# The task:
Find and copy lines holding "subtitle".

# Material supplied:

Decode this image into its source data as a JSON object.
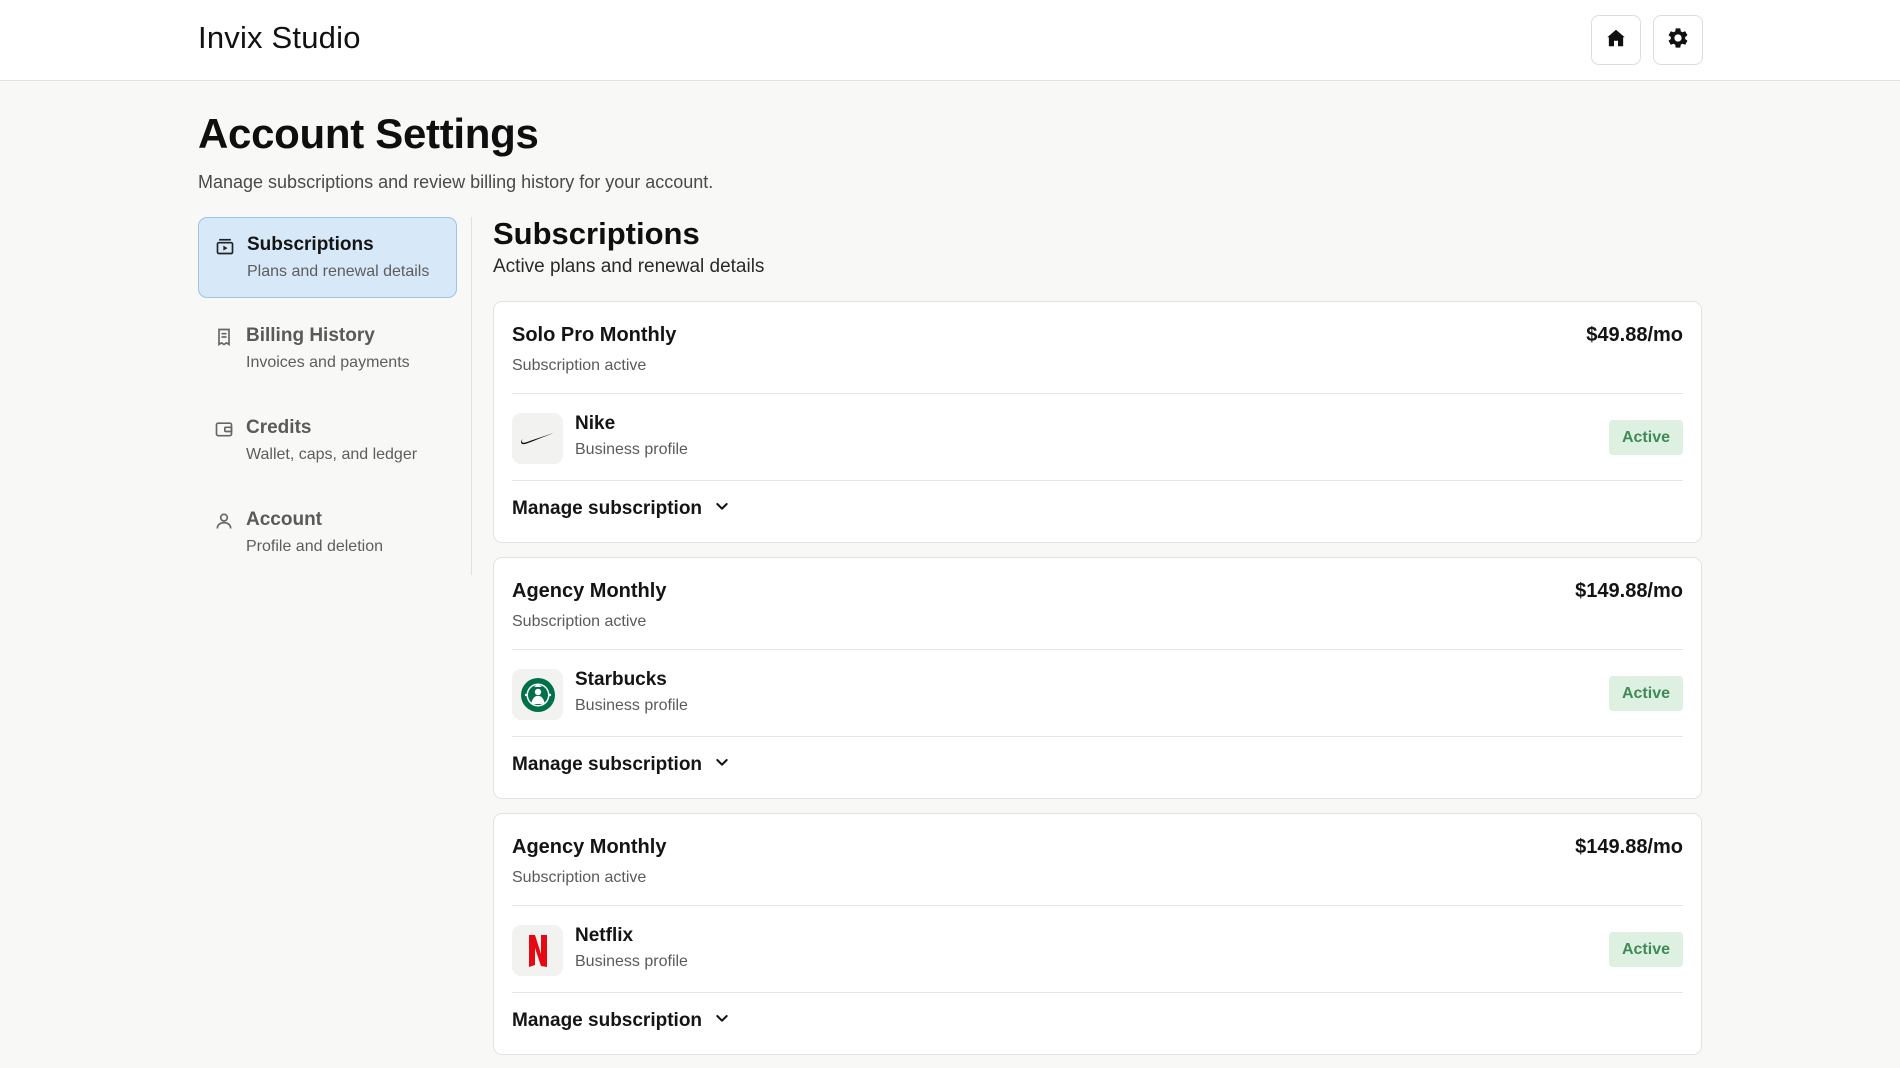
{
  "app": {
    "brand": "Invix Studio"
  },
  "header": {
    "icons": [
      {
        "name": "home-icon"
      },
      {
        "name": "gear-icon"
      }
    ]
  },
  "page": {
    "title": "Account Settings",
    "subtitle": "Manage subscriptions and review billing history for your account."
  },
  "sidebar": {
    "items": [
      {
        "title": "Subscriptions",
        "desc": "Plans and renewal details",
        "icon": "subscriptions-icon",
        "active": true
      },
      {
        "title": "Billing History",
        "desc": "Invoices and payments",
        "icon": "receipt-icon",
        "active": false
      },
      {
        "title": "Credits",
        "desc": "Wallet, caps, and ledger",
        "icon": "wallet-icon",
        "active": false
      },
      {
        "title": "Account",
        "desc": "Profile and deletion",
        "icon": "user-icon",
        "active": false
      }
    ]
  },
  "section": {
    "title": "Subscriptions",
    "subtitle": "Active plans and renewal details"
  },
  "subscriptions": [
    {
      "plan": "Solo Pro Monthly",
      "status": "Subscription active",
      "price": "$49.88/mo",
      "business": "Nike",
      "business_type": "Business profile",
      "badge": "Active",
      "manage_label": "Manage subscription",
      "logo": "nike-logo"
    },
    {
      "plan": "Agency Monthly",
      "status": "Subscription active",
      "price": "$149.88/mo",
      "business": "Starbucks",
      "business_type": "Business profile",
      "badge": "Active",
      "manage_label": "Manage subscription",
      "logo": "starbucks-logo"
    },
    {
      "plan": "Agency Monthly",
      "status": "Subscription active",
      "price": "$149.88/mo",
      "business": "Netflix",
      "business_type": "Business profile",
      "badge": "Active",
      "manage_label": "Manage subscription",
      "logo": "netflix-logo"
    }
  ],
  "colors": {
    "active_nav_bg": "#d7e8f9",
    "active_nav_border": "#9dc3e9",
    "badge_bg": "#ddf0e1",
    "badge_text": "#3f8a57",
    "netflix_red": "#e50914",
    "starbucks_green": "#00704a"
  }
}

# Task answer:
    "subtitle": "Manage subscriptions and review billing history for your account."
    "subtitle": "Active plans and renewal details"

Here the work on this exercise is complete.